Go through the listing and set it down exactly, leaving out its pictures.

(Extracted records)
•••••

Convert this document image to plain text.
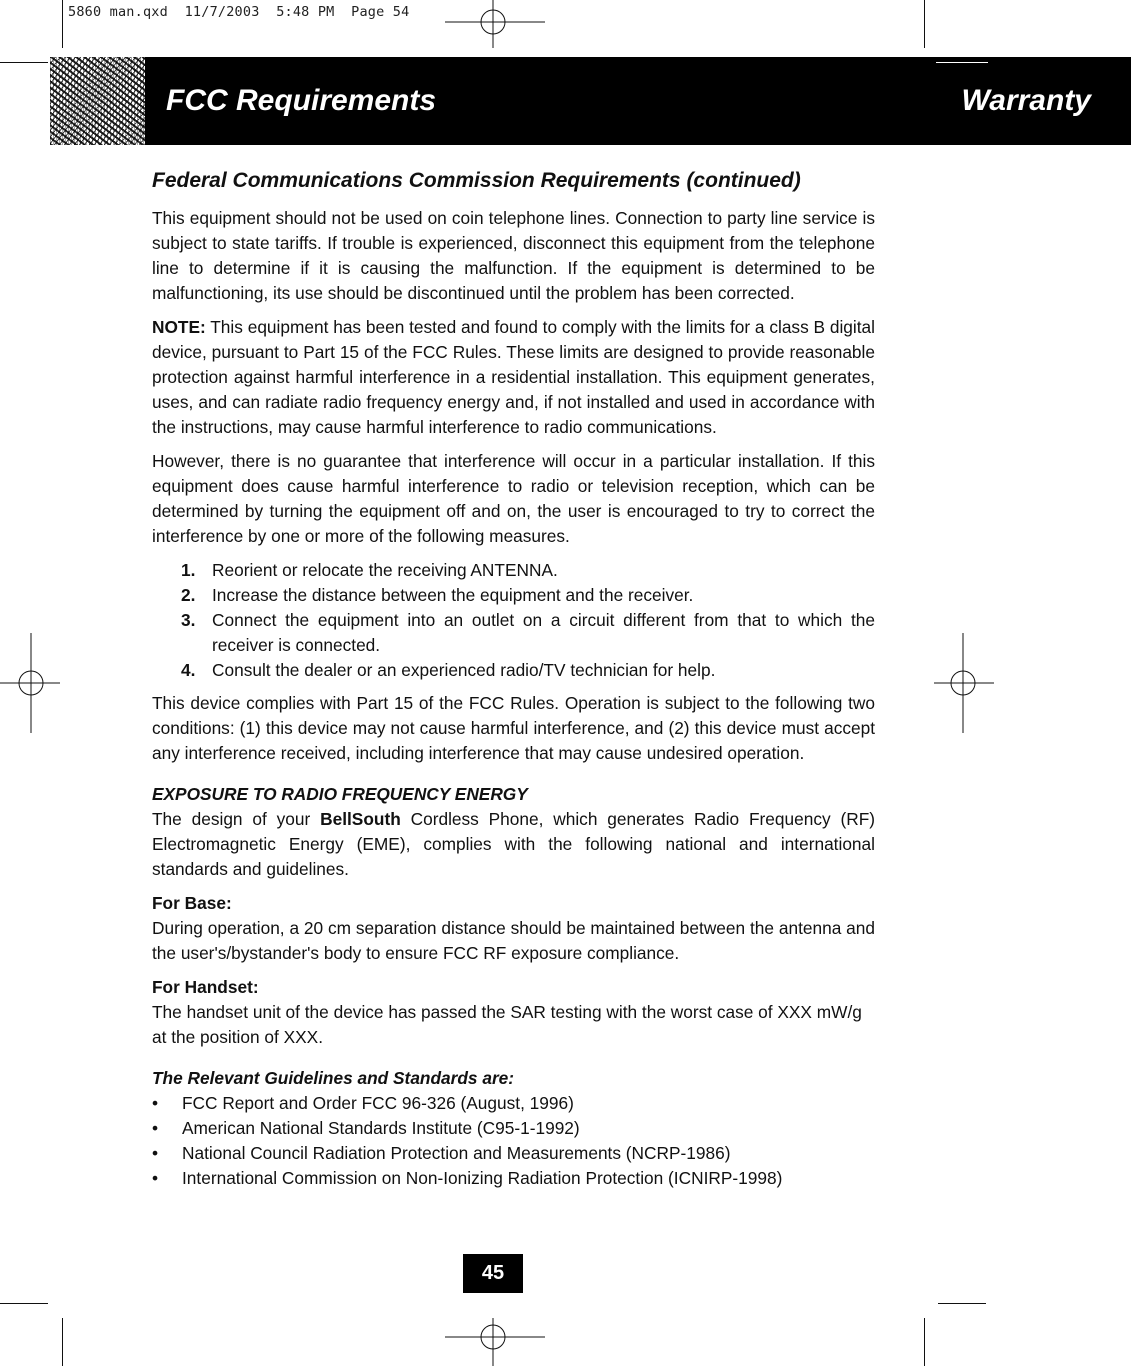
5860 man.qxd  11/7/2003  5:48 PM  Page 54
FCC Requirements	Warranty
Federal Communications Commission Requirements (continued)

This equipment should not be used on coin telephone lines. Connection to party line service is subject to state tariffs. If trouble is experienced, disconnect this equipment from the telephone line to determine if it is causing the malfunction. If the equipment is determined to be malfunctioning, its use should be discontinued until the problem has been corrected.

NOTE: This equipment has been tested and found to comply with the limits for a class B digital device, pursuant to Part 15 of the FCC Rules. These limits are designed to provide reasonable protection against harmful interference in a residential installation. This equipment generates, uses, and can radiate radio frequency energy and, if not installed and used in accordance with the instructions, may cause harmful interference to radio communications.

However, there is no guarantee that interference will occur in a particular installation. If this equipment does cause harmful interference to radio or television reception, which can be determined by turning the equipment off and on, the user is encouraged to try to correct the interference by one or more of the following measures.

1. Reorient or relocate the receiving ANTENNA.
2. Increase the distance between the equipment and the receiver.
3. Connect the equipment into an outlet on a circuit different from that to which the receiver is connected.
4. Consult the dealer or an experienced radio/TV technician for help.

This device complies with Part 15 of the FCC Rules. Operation is subject to the following two conditions: (1) this device may not cause harmful interference, and (2) this device must accept any interference received, including interference that may cause undesired operation.

EXPOSURE TO RADIO FREQUENCY ENERGY

The design of your BellSouth Cordless Phone, which generates Radio Frequency (RF) Electromagnetic Energy (EME), complies with the following national and international standards and guidelines.

For Base:

During operation, a 20 cm separation distance should be maintained between the antenna and the user's/bystander's body to ensure FCC RF exposure compliance.

For Handset:
The handset unit of the device has passed the SAR testing with the worst case of XXX mW/g
at the position of XXX.
The Relevant Guidelines and Standards are:
• FCC Report and Order FCC 96-326 (August, 1996)
• American National Standards Institute (C95-1-1992)
• National Council Radiation Protection and Measurements (NCRP-1986)
• International Commission on Non-Ionizing Radiation Protection (ICNIRP-1998)
45
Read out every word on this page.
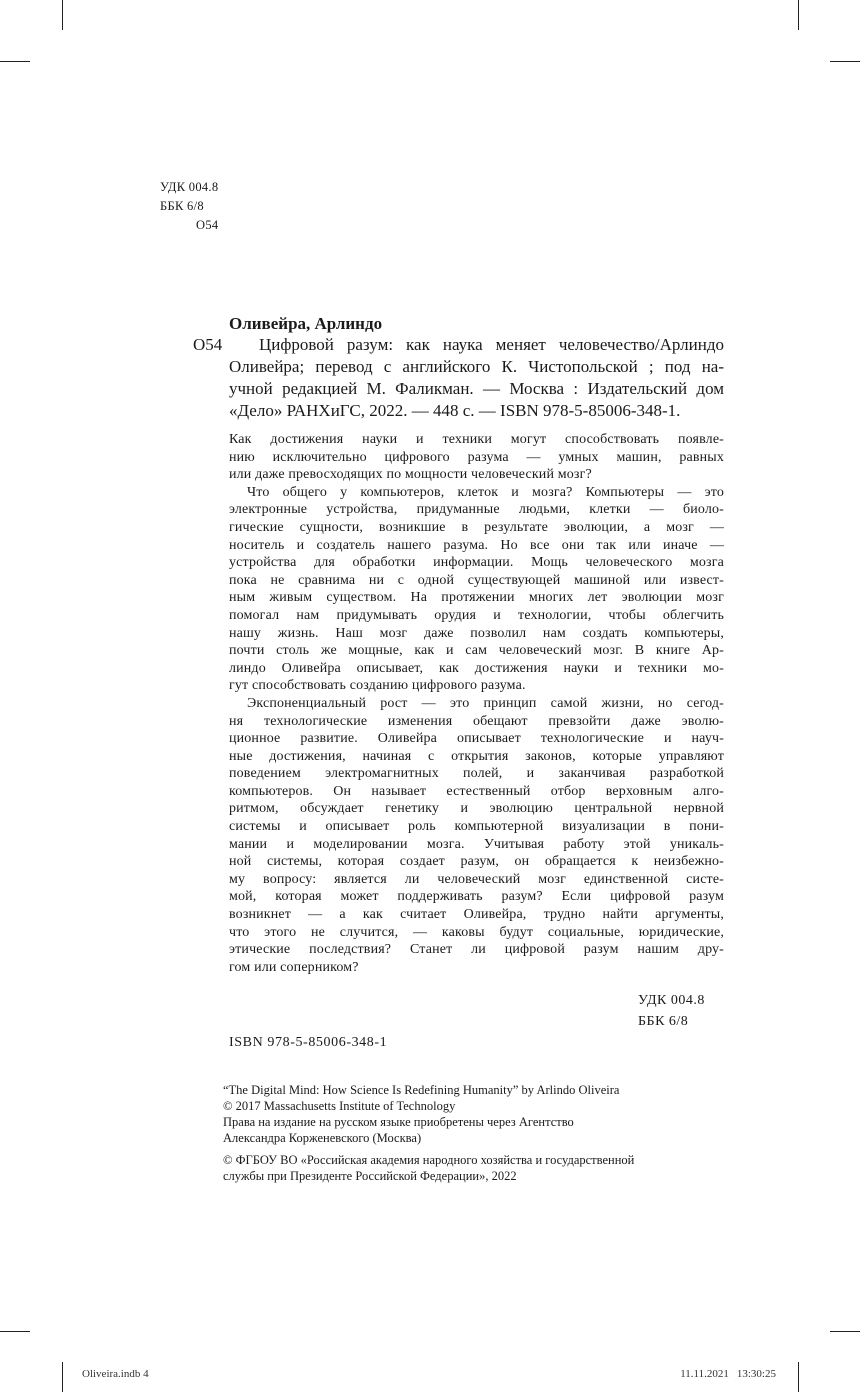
УДК 004.8
ББК 6/8
О54
Оливейра, Арлиндо
О54	Цифровой разум: как наука меняет человечество/Арлиндо
Оливейра; перевод с английского К. Чистопольской ; под на-
учной редакцией М. Фаликман. — Москва : Издательский дом
«Дело» РАНХиГС, 2022. — 448 с. — ISBN 978-5-85006-348-1.
Как достижения науки и техники могут способствовать появле-
нию исключительно цифрового разума — умных машин, равных
или даже превосходящих по мощности человеческий мозг?
Что общего у компьютеров, клеток и мозга? Компьютеры — это
электронные устройства, придуманные людьми, клетки — биоло-
гические сущности, возникшие в результате эволюции, а мозг —
носитель и создатель нашего разума. Но все они так или иначе —
устройства для обработки информации. Мощь человеческого мозга
пока не сравнима ни с одной существующей машиной или извест-
ным живым существом. На протяжении многих лет эволюции мозг
помогал нам придумывать орудия и технологии, чтобы облегчить
нашу жизнь. Наш мозг даже позволил нам создать компьютеры,
почти столь же мощные, как и сам человеческий мозг. В книге Ар-
линдо Оливейра описывает, как достижения науки и техники мо-
гут способствовать созданию цифрового разума.
Экспоненциальный рост — это принцип самой жизни, но сегод-
ня технологические изменения обещают превзойти даже эволю-
ционное развитие. Оливейра описывает технологические и науч-
ные достижения, начиная с открытия законов, которые управляют
поведением электромагнитных полей, и заканчивая разработкой
компьютеров. Он называет естественный отбор верховным алго-
ритмом, обсуждает генетику и эволюцию центральной нервной
системы и описывает роль компьютерной визуализации в пони-
мании и моделировании мозга. Учитывая работу этой уникаль-
ной системы, которая создает разум, он обращается к неизбежно-
му вопросу: является ли человеческий мозг единственной систе-
мой, которая может поддерживать разум? Если цифровой разум
возникнет — а как считает Оливейра, трудно найти аргументы,
что этого не случится, — каковы будут социальные, юридические,
этические последствия? Станет ли цифровой разум нашим дру-
гом или соперником?
УДК 004.8
ББК 6/8
ISBN 978-5-85006-348-1
“The Digital Mind: How Science Is Redefining Humanity” by Arlindo Oliveira
© 2017 Massachusetts Institute of Technology
Права на издание на русском языке приобретены через Агентство
Александра Корженевского (Москва)
© ФГБОУ ВО «Российская академия народного хозяйства и государственной
службы при Президенте Российской Федерации», 2022
Oliveira.indb 4	11.11.2021 13:30:25
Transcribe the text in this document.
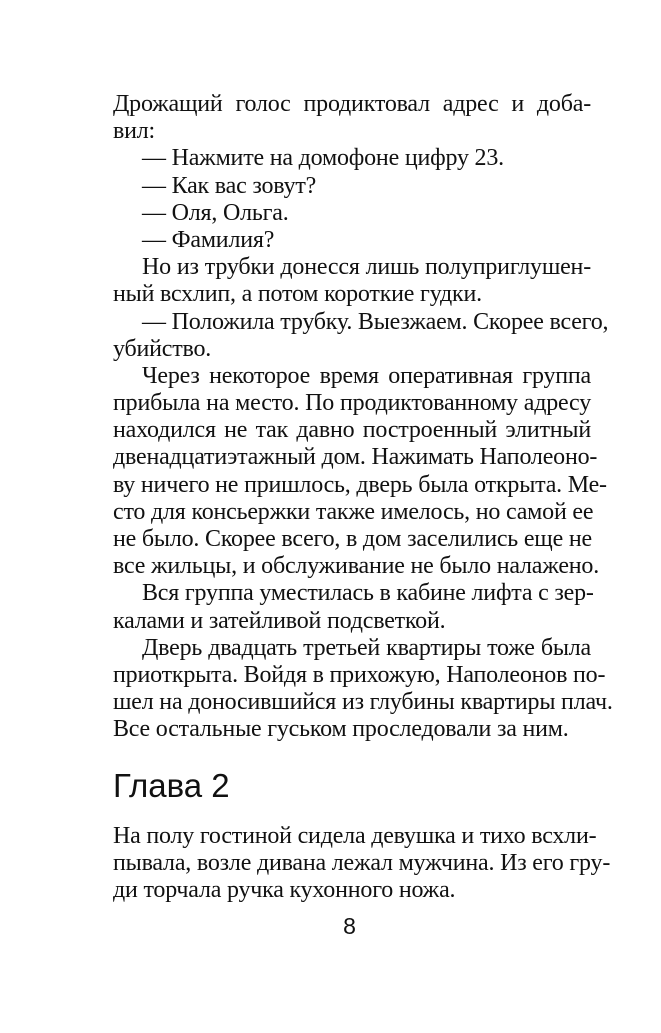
Дрожащий голос продиктовал адрес и доба-
вил:
— Нажмите на домофоне цифру 23.
— Как вас зовут?
— Оля, Ольга.
— Фамилия?
Но из трубки донесся лишь полуприглушен-
ный всхлип, а потом короткие гудки.
— Положила трубку. Выезжаем. Скорее всего,
убийство.
Через некоторое время оперативная группа
прибыла на место. По продиктованному адресу
находился не так давно построенный элитный
двенадцатиэтажный дом. Нажимать Наполеоно-
ву ничего не пришлось, дверь была открыта. Ме-
сто для консьержки также имелось, но самой ее
не было. Скорее всего, в дом заселились еще не
все жильцы, и обслуживание не было налажено.
Вся группа уместилась в кабине лифта с зер-
калами и затейливой подсветкой.
Дверь двадцать третьей квартиры тоже была
приоткрыта. Войдя в прихожую, Наполеонов по-
шел на доносившийся из глубины квартиры плач.
Все остальные гуськом проследовали за ним.
Глава 2
На полу гостиной сидела девушка и тихо всхли-
пывала, возле дивана лежал мужчина. Из его гру-
ди торчала ручка кухонного ножа.
8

•••••

Expected answer:
Convert this document image to plain text.
5860 man.qxd  11/7/2003  5:48 PM  Page 54
FCC Requirements	Warranty
Federal Communications Commission Requirements (continued)

This equipment should not be used on coin telephone lines. Connection to party line service is subject to state tariffs. If trouble is experienced, disconnect this equipment from the telephone line to determine if it is causing the malfunction. If the equipment is determined to be malfunctioning, its use should be discontinued until the problem has been corrected.

NOTE: This equipment has been tested and found to comply with the limits for a class B digital device, pursuant to Part 15 of the FCC Rules. These limits are designed to provide reasonable protection against harmful interference in a residential installation. This equipment generates, uses, and can radiate radio frequency energy and, if not installed and used in accordance with the instructions, may cause harmful interference to radio communications.

However, there is no guarantee that interference will occur in a particular installation. If this equipment does cause harmful interference to radio or television reception, which can be determined by turning the equipment off and on, the user is encouraged to try to correct the interference by one or more of the following measures.

1. Reorient or relocate the receiving ANTENNA.
2. Increase the distance between the equipment and the receiver.
3. Connect the equipment into an outlet on a circuit different from that to which the receiver is connected.
4. Consult the dealer or an experienced radio/TV technician for help.

This device complies with Part 15 of the FCC Rules. Operation is subject to the following two conditions: (1) this device may not cause harmful interference, and (2) this device must accept any interference received, including interference that may cause undesired operation.

EXPOSURE TO RADIO FREQUENCY ENERGY

The design of your BellSouth Cordless Phone, which generates Radio Frequency (RF) Electromagnetic Energy (EME), complies with the following national and international standards and guidelines.

For Base:

During operation, a 20 cm separation distance should be maintained between the antenna and the user's/bystander's body to ensure FCC RF exposure compliance.

For Handset:
The handset unit of the device has passed the SAR testing with the worst case of XXX mW/g
at the position of XXX.
The Relevant Guidelines and Standards are:
• FCC Report and Order FCC 96-326 (August, 1996)
• American National Standards Institute (C95-1-1992)
• National Council Radiation Protection and Measurements (NCRP-1986)
• International Commission on Non-Ionizing Radiation Protection (ICNIRP-1998)
45
Read out every word on this page.
УДК 004.8
ББК 6/8
О54
Оливейра, Арлиндо
О54	Цифровой разум: как наука меняет человечество/Арлиндо
Оливейра; перевод с английского К. Чистопольской ; под на-
учной редакцией М. Фаликман. — Москва : Издательский дом
«Дело» РАНХиГС, 2022. — 448 с. — ISBN 978-5-85006-348-1.
Как достижения науки и техники могут способствовать появле-
нию исключительно цифрового разума — умных машин, равных
или даже превосходящих по мощности человеческий мозг?
Что общего у компьютеров, клеток и мозга? Компьютеры — это
электронные устройства, придуманные людьми, клетки — биоло-
гические сущности, возникшие в результате эволюции, а мозг —
носитель и создатель нашего разума. Но все они так или иначе —
устройства для обработки информации. Мощь человеческого мозга
пока не сравнима ни с одной существующей машиной или извест-
ным живым существом. На протяжении многих лет эволюции мозг
помогал нам придумывать орудия и технологии, чтобы облегчить
нашу жизнь. Наш мозг даже позволил нам создать компьютеры,
почти столь же мощные, как и сам человеческий мозг. В книге Ар-
линдо Оливейра описывает, как достижения науки и техники мо-
гут способствовать созданию цифрового разума.
Экспоненциальный рост — это принцип самой жизни, но сегод-
ня технологические изменения обещают превзойти даже эволю-
ционное развитие. Оливейра описывает технологические и науч-
ные достижения, начиная с открытия законов, которые управляют
поведением электромагнитных полей, и заканчивая разработкой
компьютеров. Он называет естественный отбор верховным алго-
ритмом, обсуждает генетику и эволюцию центральной нервной
системы и описывает роль компьютерной визуализации в пони-
мании и моделировании мозга. Учитывая работу этой уникаль-
ной системы, которая создает разум, он обращается к неизбежно-
му вопросу: является ли человеческий мозг единственной систе-
мой, которая может поддерживать разум? Если цифровой разум
возникнет — а как считает Оливейра, трудно найти аргументы,
что этого не случится, — каковы будут социальные, юридические,
этические последствия? Станет ли цифровой разум нашим дру-
гом или соперником?
УДК 004.8
ББК 6/8
ISBN 978-5-85006-348-1
“The Digital Mind: How Science Is Redefining Humanity” by Arlindo Oliveira
© 2017 Massachusetts Institute of Technology
Права на издание на русском языке приобретены через Агентство
Александра Корженевского (Москва)
© ФГБОУ ВО «Российская академия народного хозяйства и государственной
службы при Президенте Российской Федерации», 2022
Oliveira.indb 4	11.11.2021 13:30:25
Transcribe the text in this document.
Дрожащий голос продиктовал адрес и доба-
вил:
— Нажмите на домофоне цифру 23.
— Как вас зовут?
— Оля, Ольга.
— Фамилия?
Но из трубки донесся лишь полуприглушен-
ный всхлип, а потом короткие гудки.
— Положила трубку. Выезжаем. Скорее всего,
убийство.
Через некоторое время оперативная группа
прибыла на место. По продиктованному адресу
находился не так давно построенный элитный
двенадцатиэтажный дом. Нажимать Наполеоно-
ву ничего не пришлось, дверь была открыта. Ме-
сто для консьержки также имелось, но самой ее
не было. Скорее всего, в дом заселились еще не
все жильцы, и обслуживание не было налажено.
Вся группа уместилась в кабине лифта с зер-
калами и затейливой подсветкой.
Дверь двадцать третьей квартиры тоже была
приоткрыта. Войдя в прихожую, Наполеонов по-
шел на доносившийся из глубины квартиры плач.
Все остальные гуськом проследовали за ним.
Глава 2
На полу гостиной сидела девушка и тихо всхли-
пывала, возле дивана лежал мужчина. Из его гру-
ди торчала ручка кухонного ножа.
8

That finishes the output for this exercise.